WHAT IS REQUIRED
Could you copy the rows below, changing every "scatter-point-x" to "scatter-marker", keeping everything else the same and leaving out the pictures?

Begin

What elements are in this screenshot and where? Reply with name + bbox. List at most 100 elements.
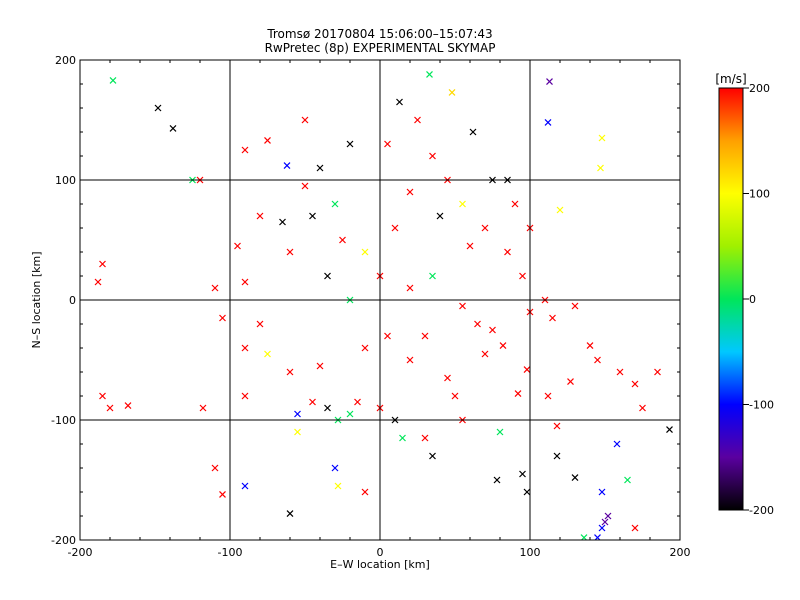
grid-lines (80, 60, 680, 540)
scatter-point-x (553, 452, 561, 460)
scatter-point-x (414, 116, 421, 124)
scatter-point-x (631, 380, 639, 388)
scatter-point-x (241, 344, 249, 352)
scatter-point-x (451, 392, 459, 400)
scatter-point-x (598, 134, 606, 142)
colorbar (718, 87, 744, 511)
scatter-point-x (384, 140, 391, 148)
scatter-point-x (604, 512, 612, 520)
scatter-point-x (481, 224, 489, 232)
scatter-point-x (301, 182, 309, 190)
y-tick-label: 0 (69, 294, 76, 307)
y-tick-label: -200 (51, 534, 76, 547)
scatter-point-x (546, 78, 553, 86)
scatter-point-x (489, 326, 496, 334)
scatter-point-x (391, 224, 399, 232)
scatter-point-x (361, 488, 369, 496)
scatter-point-x (309, 398, 316, 406)
scatter-point-x (361, 344, 369, 352)
scatter-point-x (556, 206, 564, 214)
scatter-point-x (286, 368, 294, 376)
scatter-point-x (294, 428, 301, 436)
scatter-point-x (459, 200, 466, 208)
scatter-point-x (256, 320, 264, 328)
colorbar-tick-label: -100 (749, 399, 774, 412)
scatter-point-x (466, 242, 474, 250)
scatter-point-x (339, 236, 346, 244)
scatter-point-x (571, 474, 579, 482)
y-axis-label: N–S location [km] (30, 251, 43, 348)
scatter-point-x (241, 146, 249, 154)
scatter-point-x (544, 118, 552, 126)
scatter-point-x (124, 402, 132, 410)
scatter-point-x (241, 278, 249, 286)
scatter-point-x (601, 518, 609, 526)
colorbar-tick-label: 200 (749, 82, 770, 95)
x-tick-label: 0 (377, 546, 384, 559)
scatter-point-x (109, 76, 117, 84)
scatter-point-x (286, 248, 294, 256)
scatter-point-x (406, 188, 414, 196)
scatter-point-x (436, 212, 444, 220)
scatter-point-x (523, 488, 531, 496)
scatter-point-x (279, 218, 286, 226)
scatter-point-x (597, 164, 604, 172)
scatter-point-x (553, 422, 561, 430)
scatter-point-x (234, 242, 241, 250)
scatter-point-x (316, 362, 324, 370)
scatter-point-x (324, 272, 331, 280)
scatter-point-x (264, 136, 271, 144)
scatter-point-x (99, 260, 106, 268)
scatter-point-x (331, 464, 339, 472)
scatter-point-x (514, 390, 522, 398)
x-tick-label: 200 (670, 546, 691, 559)
scatter-point-x (219, 314, 226, 322)
scatter-point-x (429, 452, 436, 460)
scatter-point-x (496, 428, 504, 436)
scatter-point-x (219, 490, 226, 498)
scatter-point-x (264, 350, 271, 358)
scatter-point-x (426, 70, 433, 78)
colorbar-label: [m/s] (715, 72, 746, 86)
scatter-point-x (241, 392, 249, 400)
chart-subtitle: RwPretec (8p) EXPERIMENTAL SKYMAP (265, 41, 496, 55)
scatter-point-x (666, 426, 673, 434)
scatter-point-x (624, 476, 631, 484)
scatter-point-x (241, 482, 249, 490)
scatter-point-x (106, 404, 114, 412)
scatter-point-x (406, 284, 414, 292)
scatter-point-x (283, 162, 291, 170)
scatter-point-x (504, 248, 511, 256)
scatter-point-x (169, 124, 177, 132)
scatter-point-x (499, 342, 507, 350)
y-axis-ticks: -200 -100 0 100 200 (51, 54, 680, 547)
scatter-point-x (598, 524, 606, 532)
scatter-point-x (396, 98, 403, 106)
y-tick-label: 100 (55, 174, 76, 187)
scatter-point-x (654, 368, 661, 376)
colorbar-ticks: 200 100 0 -100 -200 (743, 82, 774, 517)
scatter-point-x (324, 404, 331, 412)
scatter-point-x (354, 398, 361, 406)
scatter-point-x (286, 510, 294, 518)
y-tick-label: -100 (51, 414, 76, 427)
scatter-point-x (331, 200, 339, 208)
x-tick-label: -200 (68, 546, 93, 559)
colorbar-tick-label: 0 (749, 293, 756, 306)
scatter-point-x (493, 476, 501, 484)
scatter-point-x (301, 116, 309, 124)
scatter-point-x (631, 524, 639, 532)
scatter-point-x (567, 378, 574, 386)
colorbar-tick-label: 100 (749, 188, 770, 201)
scatter-point-x (474, 320, 481, 328)
scatter-point-x (549, 314, 556, 322)
scatter-point-x (469, 128, 477, 136)
scatter-point-x (544, 392, 552, 400)
scatter-point-x (99, 392, 106, 400)
scatter-point-x (406, 356, 414, 364)
scatter-point-x (334, 482, 342, 490)
scatter-point-x (154, 104, 162, 112)
scatter-point-x (639, 404, 646, 412)
scatter-point-x (444, 374, 451, 382)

End

SOLUTION TO THE PROBLEM
What elements are in this screenshot and where? Reply with name + bbox. List at most 100 elements.
grid-lines (80, 60, 680, 540)
scatter-marker (553, 452, 561, 460)
scatter-marker (414, 116, 421, 124)
scatter-marker (631, 380, 639, 388)
scatter-marker (241, 344, 249, 352)
scatter-marker (451, 392, 459, 400)
scatter-marker (598, 134, 606, 142)
colorbar (718, 87, 744, 511)
scatter-marker (384, 140, 391, 148)
scatter-marker (604, 512, 612, 520)
scatter-marker (481, 224, 489, 232)
scatter-marker (301, 182, 309, 190)
y-tick-label: 0 (69, 294, 76, 307)
y-tick-label: -200 (51, 534, 76, 547)
scatter-marker (546, 78, 553, 86)
scatter-marker (489, 326, 496, 334)
scatter-marker (391, 224, 399, 232)
scatter-marker (361, 488, 369, 496)
scatter-marker (309, 398, 316, 406)
scatter-marker (361, 344, 369, 352)
scatter-marker (556, 206, 564, 214)
scatter-marker (286, 368, 294, 376)
scatter-marker (294, 428, 301, 436)
scatter-marker (459, 200, 466, 208)
scatter-marker (256, 320, 264, 328)
colorbar-tick-label: -100 (749, 399, 774, 412)
scatter-marker (466, 242, 474, 250)
scatter-marker (339, 236, 346, 244)
scatter-marker (571, 474, 579, 482)
y-axis-label: N–S location [km] (30, 251, 43, 348)
scatter-marker (241, 146, 249, 154)
scatter-marker (544, 118, 552, 126)
scatter-marker (124, 402, 132, 410)
scatter-marker (241, 278, 249, 286)
scatter-marker (601, 518, 609, 526)
colorbar-tick-label: 200 (749, 82, 770, 95)
x-tick-label: 0 (377, 546, 384, 559)
scatter-marker (109, 76, 117, 84)
scatter-marker (286, 248, 294, 256)
scatter-marker (406, 188, 414, 196)
scatter-marker (436, 212, 444, 220)
scatter-marker (523, 488, 531, 496)
scatter-marker (279, 218, 286, 226)
scatter-marker (597, 164, 604, 172)
scatter-marker (553, 422, 561, 430)
scatter-marker (234, 242, 241, 250)
scatter-marker (316, 362, 324, 370)
scatter-marker (324, 272, 331, 280)
scatter-marker (264, 136, 271, 144)
scatter-marker (99, 260, 106, 268)
scatter-marker (331, 464, 339, 472)
scatter-marker (514, 390, 522, 398)
x-tick-label: 200 (670, 546, 691, 559)
scatter-marker (219, 314, 226, 322)
scatter-marker (429, 452, 436, 460)
scatter-marker (496, 428, 504, 436)
scatter-marker (219, 490, 226, 498)
scatter-marker (264, 350, 271, 358)
scatter-marker (426, 70, 433, 78)
colorbar-label: [m/s] (715, 72, 746, 86)
scatter-marker (241, 392, 249, 400)
chart-subtitle: RwPretec (8p) EXPERIMENTAL SKYMAP (265, 41, 496, 55)
scatter-marker (666, 426, 673, 434)
scatter-marker (624, 476, 631, 484)
scatter-marker (241, 482, 249, 490)
scatter-marker (106, 404, 114, 412)
scatter-marker (406, 284, 414, 292)
scatter-marker (283, 162, 291, 170)
scatter-marker (504, 248, 511, 256)
scatter-marker (169, 124, 177, 132)
scatter-marker (499, 342, 507, 350)
y-axis-ticks: -200 -100 0 100 200 (51, 54, 680, 547)
scatter-marker (598, 524, 606, 532)
scatter-marker (396, 98, 403, 106)
y-tick-label: 100 (55, 174, 76, 187)
scatter-marker (654, 368, 661, 376)
colorbar-ticks: 200 100 0 -100 -200 (743, 82, 774, 517)
scatter-marker (324, 404, 331, 412)
scatter-marker (354, 398, 361, 406)
scatter-marker (286, 510, 294, 518)
y-tick-label: -100 (51, 414, 76, 427)
scatter-marker (331, 200, 339, 208)
x-tick-label: -200 (68, 546, 93, 559)
colorbar-tick-label: 0 (749, 293, 756, 306)
scatter-marker (493, 476, 501, 484)
scatter-marker (301, 116, 309, 124)
scatter-marker (631, 524, 639, 532)
scatter-marker (567, 378, 574, 386)
colorbar-tick-label: 100 (749, 188, 770, 201)
scatter-marker (474, 320, 481, 328)
scatter-marker (549, 314, 556, 322)
scatter-marker (469, 128, 477, 136)
scatter-marker (544, 392, 552, 400)
scatter-marker (99, 392, 106, 400)
scatter-marker (406, 356, 414, 364)
scatter-marker (334, 482, 342, 490)
scatter-marker (154, 104, 162, 112)
scatter-marker (639, 404, 646, 412)
scatter-marker (444, 374, 451, 382)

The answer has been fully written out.